Exercise aim | Each record that follows should be repeated exactly, minus any images.

★ ★ ★ ★ ★

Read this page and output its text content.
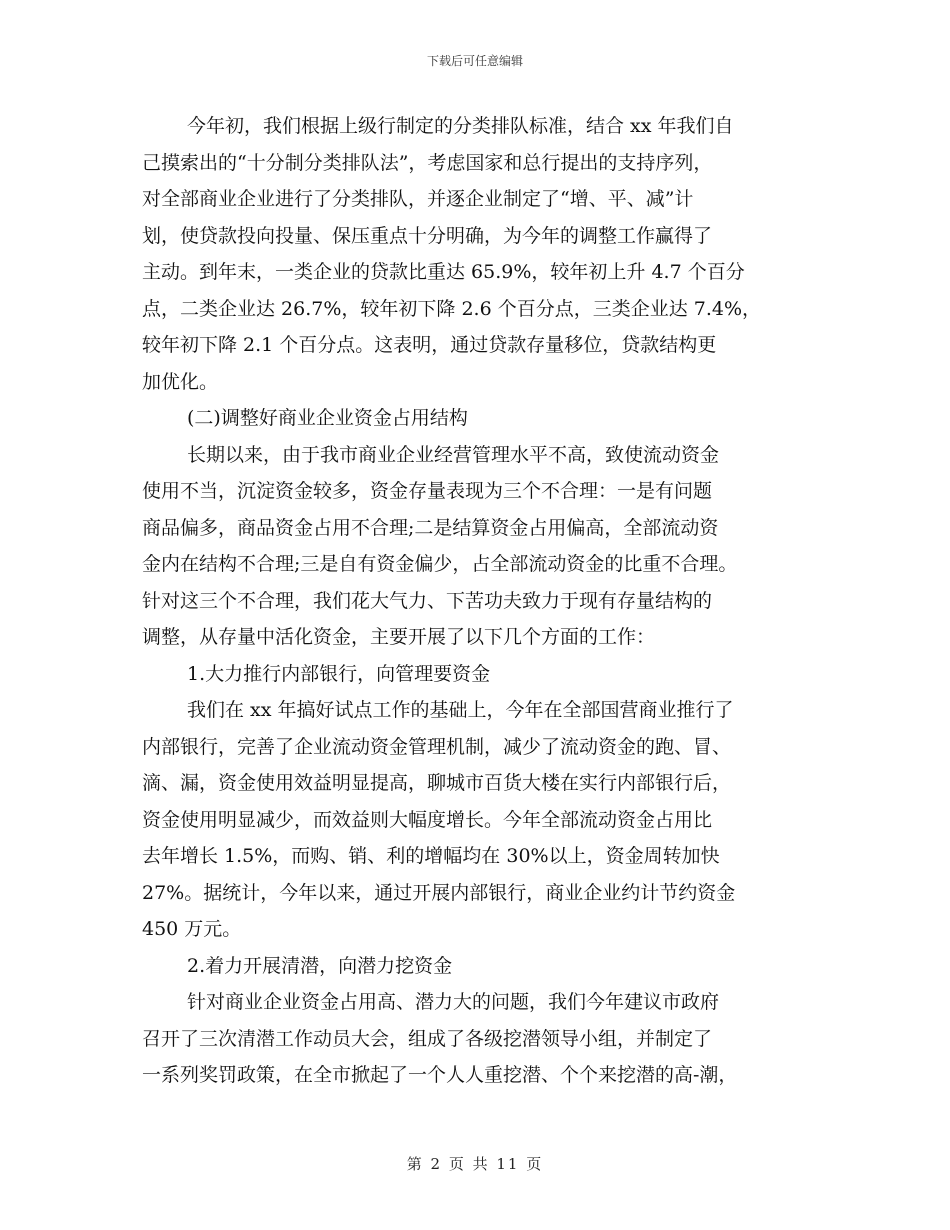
下载后可任意编辑
今年初，我们根据上级行制定的分类排队标准，结合 xx 年我们自
己摸索出的“十分制分类排队法”，考虑国家和总行提出的支持序列，
对全部商业企业进行了分类排队，并逐企业制定了“增、平、减”计
划，使贷款投向投量、保压重点十分明确，为今年的调整工作赢得了
主动。到年末，一类企业的贷款比重达 65.9%，较年初上升 4.7 个百分
点，二类企业达 26.7%，较年初下降 2.6 个百分点，三类企业达 7.4%，
较年初下降 2.1 个百分点。这表明，通过贷款存量移位，贷款结构更
加优化。
(二)调整好商业企业资金占用结构
长期以来，由于我市商业企业经营管理水平不高，致使流动资金
使用不当，沉淀资金较多，资金存量表现为三个不合理：一是有问题
商品偏多，商品资金占用不合理;二是结算资金占用偏高，全部流动资
金内在结构不合理;三是自有资金偏少，占全部流动资金的比重不合理。
针对这三个不合理，我们花大气力、下苦功夫致力于现有存量结构的
调整，从存量中活化资金，主要开展了以下几个方面的工作：
1.大力推行内部银行，向管理要资金
我们在 xx 年搞好试点工作的基础上，今年在全部国营商业推行了
内部银行，完善了企业流动资金管理机制，减少了流动资金的跑、冒、
滴、漏，资金使用效益明显提高，聊城市百货大楼在实行内部银行后，
资金使用明显减少，而效益则大幅度增长。今年全部流动资金占用比
去年增长 1.5%，而购、销、利的增幅均在 30%以上，资金周转加快
27%。据统计，今年以来，通过开展内部银行，商业企业约计节约资金
450 万元。
2.着力开展清潜，向潜力挖资金
针对商业企业资金占用高、潜力大的问题，我们今年建议市政府
召开了三次清潜工作动员大会，组成了各级挖潜领导小组，并制定了
一系列奖罚政策，在全市掀起了一个人人重挖潜、个个来挖潜的高-潮，
第 2 页 共 11 页
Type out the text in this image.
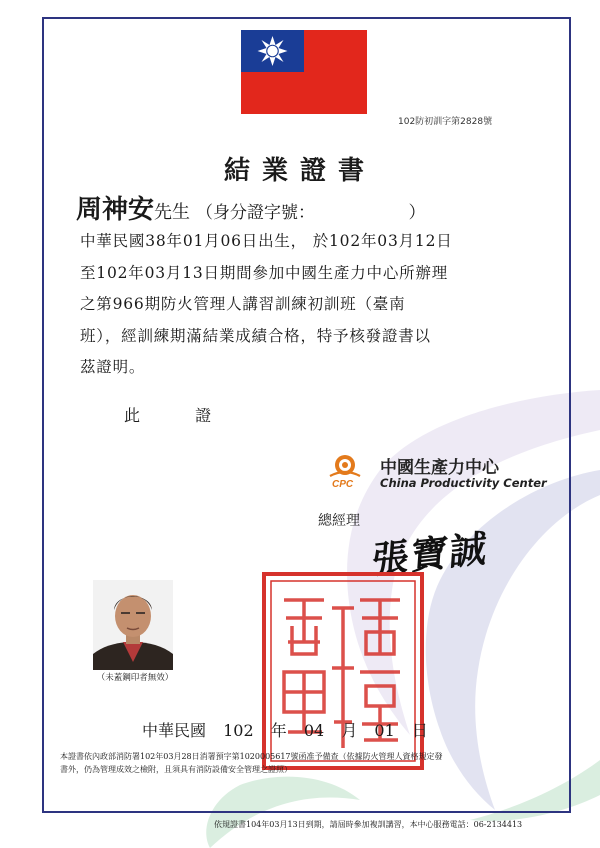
102防初訓字第2828號
結業證書
周神安先生 （身分證字號：　　　　　　）

中華民國38年01月06日出生， 於102年03月12日

至102年03月13日期間參加中國生產力中心所辦理

之第966期防火管理人講習訓練初訓班（臺南

班），經訓練期滿結業成績合格，特予核發證書以

茲證明。

此 證
CPC
中國生產力中心
China Productivity Center
總經理
張寶誠
（未蓋鋼印者無效）
中華民國 102 年 04 月 01 日

本證書依內政部消防署102年03月28日消署預字第1020005617號函准予備查（依據防火管理人資格規定發

書外，仍為管理成效之檢附，且須具有消防設備安全管理之證照）

依規證書104年03月13日到期，請屆時參加複訓講習，本中心服務電話：06-2134413
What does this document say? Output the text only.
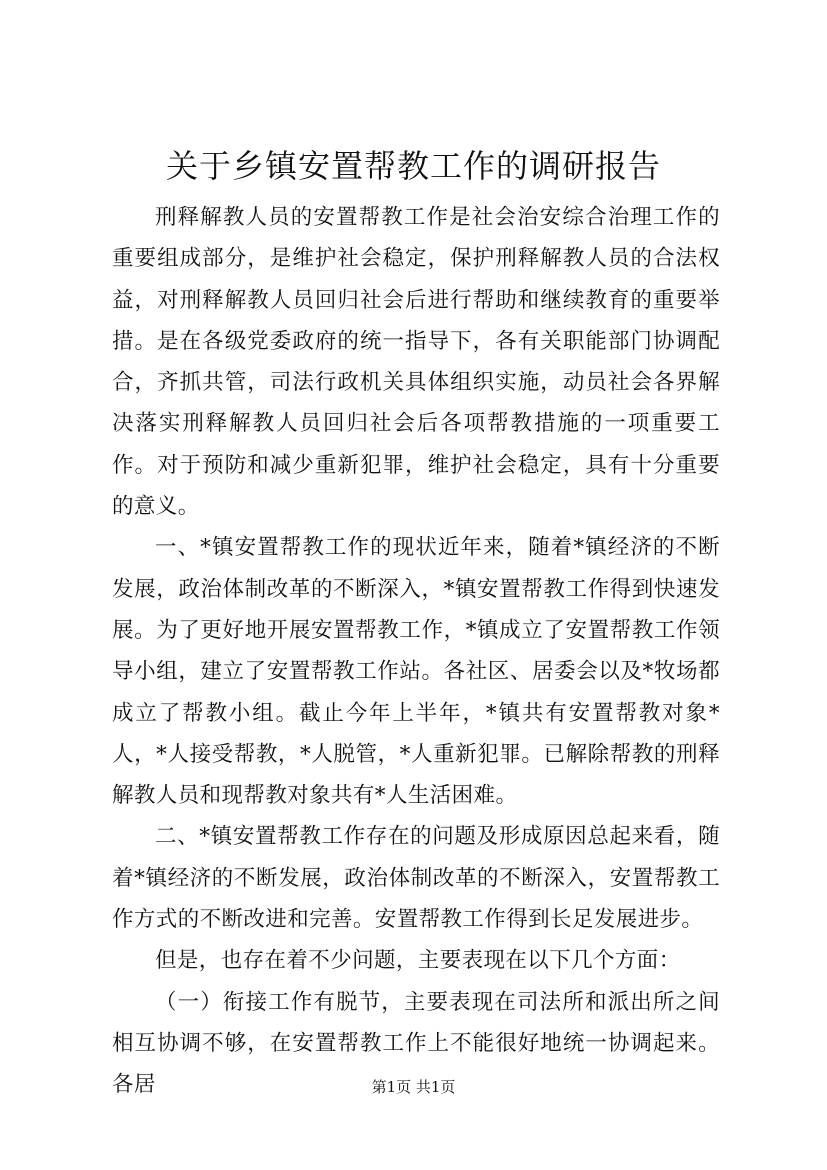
关于乡镇安置帮教工作的调研报告

刑释解教人员的安置帮教工作是社会治安综合治理工作的重要组成部分，是维护社会稳定，保护刑释解教人员的合法权益，对刑释解教人员回归社会后进行帮助和继续教育的重要举措。是在各级党委政府的统一指导下，各有关职能部门协调配合，齐抓共管，司法行政机关具体组织实施，动员社会各界解决落实刑释解教人员回归社会后各项帮教措施的一项重要工作。对于预防和减少重新犯罪，维护社会稳定，具有十分重要的意义。

一、*镇安置帮教工作的现状近年来，随着*镇经济的不断发展，政治体制改革的不断深入，*镇安置帮教工作得到快速发展。为了更好地开展安置帮教工作，*镇成立了安置帮教工作领导小组，建立了安置帮教工作站。各社区、居委会以及*牧场都成立了帮教小组。截止今年上半年，*镇共有安置帮教对象*人，*人接受帮教，*人脱管，*人重新犯罪。已解除帮教的刑释解教人员和现帮教对象共有*人生活困难。

二、*镇安置帮教工作存在的问题及形成原因总起来看，随着*镇经济的不断发展，政治体制改革的不断深入，安置帮教工作方式的不断改进和完善。安置帮教工作得到长足发展进步。

但是，也存在着不少问题，主要表现在以下几个方面：

（一）衔接工作有脱节，主要表现在司法所和派出所之间相互协调不够，在安置帮教工作上不能很好地统一协调起来。各居	第1页 共1页
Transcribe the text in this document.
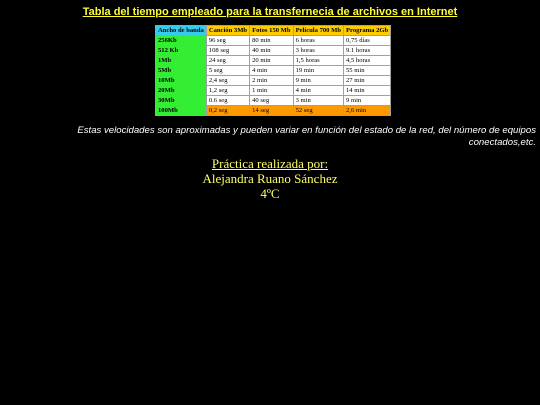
Tabla del tiempo empleado para la transfernecia de archivos en Internet
Ancho de banda	Canción 3Mb	Fotos 150 Mb	Película 700 Mb	Programa 2Gb
256Kb	96 seg	80 min	6 horas	0,75 días
512 Kb	108 seg	40 min	3 horas	9.1 horas
1Mb	24 seg	20 min	1,5 horas	4,5 horas
5Mb	5 seg	4 min	19 min	55 min
10Mb	2,4 seg	2 min	9 min	27 min
20Mb	1,2 seg	1 min	4 min	14 min
30Mb	0.6 seg	40 seg	3 min	9 min
100Mb	0,2 seg	14 seg	52 seg	2,6 min
Estas velocidades son aproximadas y pueden variar en función del estado de la red, del número de equipos conectados,etc.
Práctica realizada por:
Alejandra Ruano Sánchez
4ºC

★ ★ ★ ★ ★

Result of this exercise |
Read this page and output its text content.
下载后可任意编辑
今年初，我们根据上级行制定的分类排队标准，结合 xx 年我们自
己摸索出的“十分制分类排队法”，考虑国家和总行提出的支持序列，
对全部商业企业进行了分类排队，并逐企业制定了“增、平、减”计
划，使贷款投向投量、保压重点十分明确，为今年的调整工作赢得了
主动。到年末，一类企业的贷款比重达 65.9%，较年初上升 4.7 个百分
点，二类企业达 26.7%，较年初下降 2.6 个百分点，三类企业达 7.4%，
较年初下降 2.1 个百分点。这表明，通过贷款存量移位，贷款结构更
加优化。
(二)调整好商业企业资金占用结构
长期以来，由于我市商业企业经营管理水平不高，致使流动资金
使用不当，沉淀资金较多，资金存量表现为三个不合理：一是有问题
商品偏多，商品资金占用不合理;二是结算资金占用偏高，全部流动资
金内在结构不合理;三是自有资金偏少，占全部流动资金的比重不合理。
针对这三个不合理，我们花大气力、下苦功夫致力于现有存量结构的
调整，从存量中活化资金，主要开展了以下几个方面的工作：
1.大力推行内部银行，向管理要资金
我们在 xx 年搞好试点工作的基础上，今年在全部国营商业推行了
内部银行，完善了企业流动资金管理机制，减少了流动资金的跑、冒、
滴、漏，资金使用效益明显提高，聊城市百货大楼在实行内部银行后，
资金使用明显减少，而效益则大幅度增长。今年全部流动资金占用比
去年增长 1.5%，而购、销、利的增幅均在 30%以上，资金周转加快
27%。据统计，今年以来，通过开展内部银行，商业企业约计节约资金
450 万元。
2.着力开展清潜，向潜力挖资金
针对商业企业资金占用高、潜力大的问题，我们今年建议市政府
召开了三次清潜工作动员大会，组成了各级挖潜领导小组，并制定了
一系列奖罚政策，在全市掀起了一个人人重挖潜、个个来挖潜的高-潮，
第 2 页 共 11 页
Type out the text in this image.
102防初訓字第2828號
結業證書
周神安先生 （身分證字號：　　　　　　）

中華民國38年01月06日出生， 於102年03月12日

至102年03月13日期間參加中國生產力中心所辦理

之第966期防火管理人講習訓練初訓班（臺南

班），經訓練期滿結業成績合格，特予核發證書以

茲證明。

此 證
CPC
中國生產力中心
China Productivity Center
總經理
張寶誠
（未蓋鋼印者無效）
中華民國 102 年 04 月 01 日

本證書依內政部消防署102年03月28日消署預字第1020005617號函准予備查（依據防火管理人資格規定發

書外，仍為管理成效之檢附，且須具有消防設備安全管理之證照）

依規證書104年03月13日到期，請屆時參加複訓講習，本中心服務電話：06-2134413
What does this document say? Output the text only.
关于乡镇安置帮教工作的调研报告

刑释解教人员的安置帮教工作是社会治安综合治理工作的重要组成部分，是维护社会稳定，保护刑释解教人员的合法权益，对刑释解教人员回归社会后进行帮助和继续教育的重要举措。是在各级党委政府的统一指导下，各有关职能部门协调配合，齐抓共管，司法行政机关具体组织实施，动员社会各界解决落实刑释解教人员回归社会后各项帮教措施的一项重要工作。对于预防和减少重新犯罪，维护社会稳定，具有十分重要的意义。

一、*镇安置帮教工作的现状近年来，随着*镇经济的不断发展，政治体制改革的不断深入，*镇安置帮教工作得到快速发展。为了更好地开展安置帮教工作，*镇成立了安置帮教工作领导小组，建立了安置帮教工作站。各社区、居委会以及*牧场都成立了帮教小组。截止今年上半年，*镇共有安置帮教对象*人，*人接受帮教，*人脱管，*人重新犯罪。已解除帮教的刑释解教人员和现帮教对象共有*人生活困难。

二、*镇安置帮教工作存在的问题及形成原因总起来看，随着*镇经济的不断发展，政治体制改革的不断深入，安置帮教工作方式的不断改进和完善。安置帮教工作得到长足发展进步。

但是，也存在着不少问题，主要表现在以下几个方面：

（一）衔接工作有脱节，主要表现在司法所和派出所之间相互协调不够，在安置帮教工作上不能很好地统一协调起来。各居	第1页 共1页
Transcribe the text in this document.
Tabla del tiempo empleado para la transfernecia de archivos en Internet
Ancho de banda	Canción 3Mb	Fotos 150 Mb	Película 700 Mb	Programa 2Gb
256Kb	96 seg	80 min	6 horas	0,75 días
512 Kb	108 seg	40 min	3 horas	9.1 horas
1Mb	24 seg	20 min	1,5 horas	4,5 horas
5Mb	5 seg	4 min	19 min	55 min
10Mb	2,4 seg	2 min	9 min	27 min
20Mb	1,2 seg	1 min	4 min	14 min
30Mb	0.6 seg	40 seg	3 min	9 min
100Mb	0,2 seg	14 seg	52 seg	2,6 min
Estas velocidades son aproximadas y pueden variar en función del estado de la red, del número de equipos conectados,etc.
Práctica realizada por:
Alejandra Ruano Sánchez
4ºC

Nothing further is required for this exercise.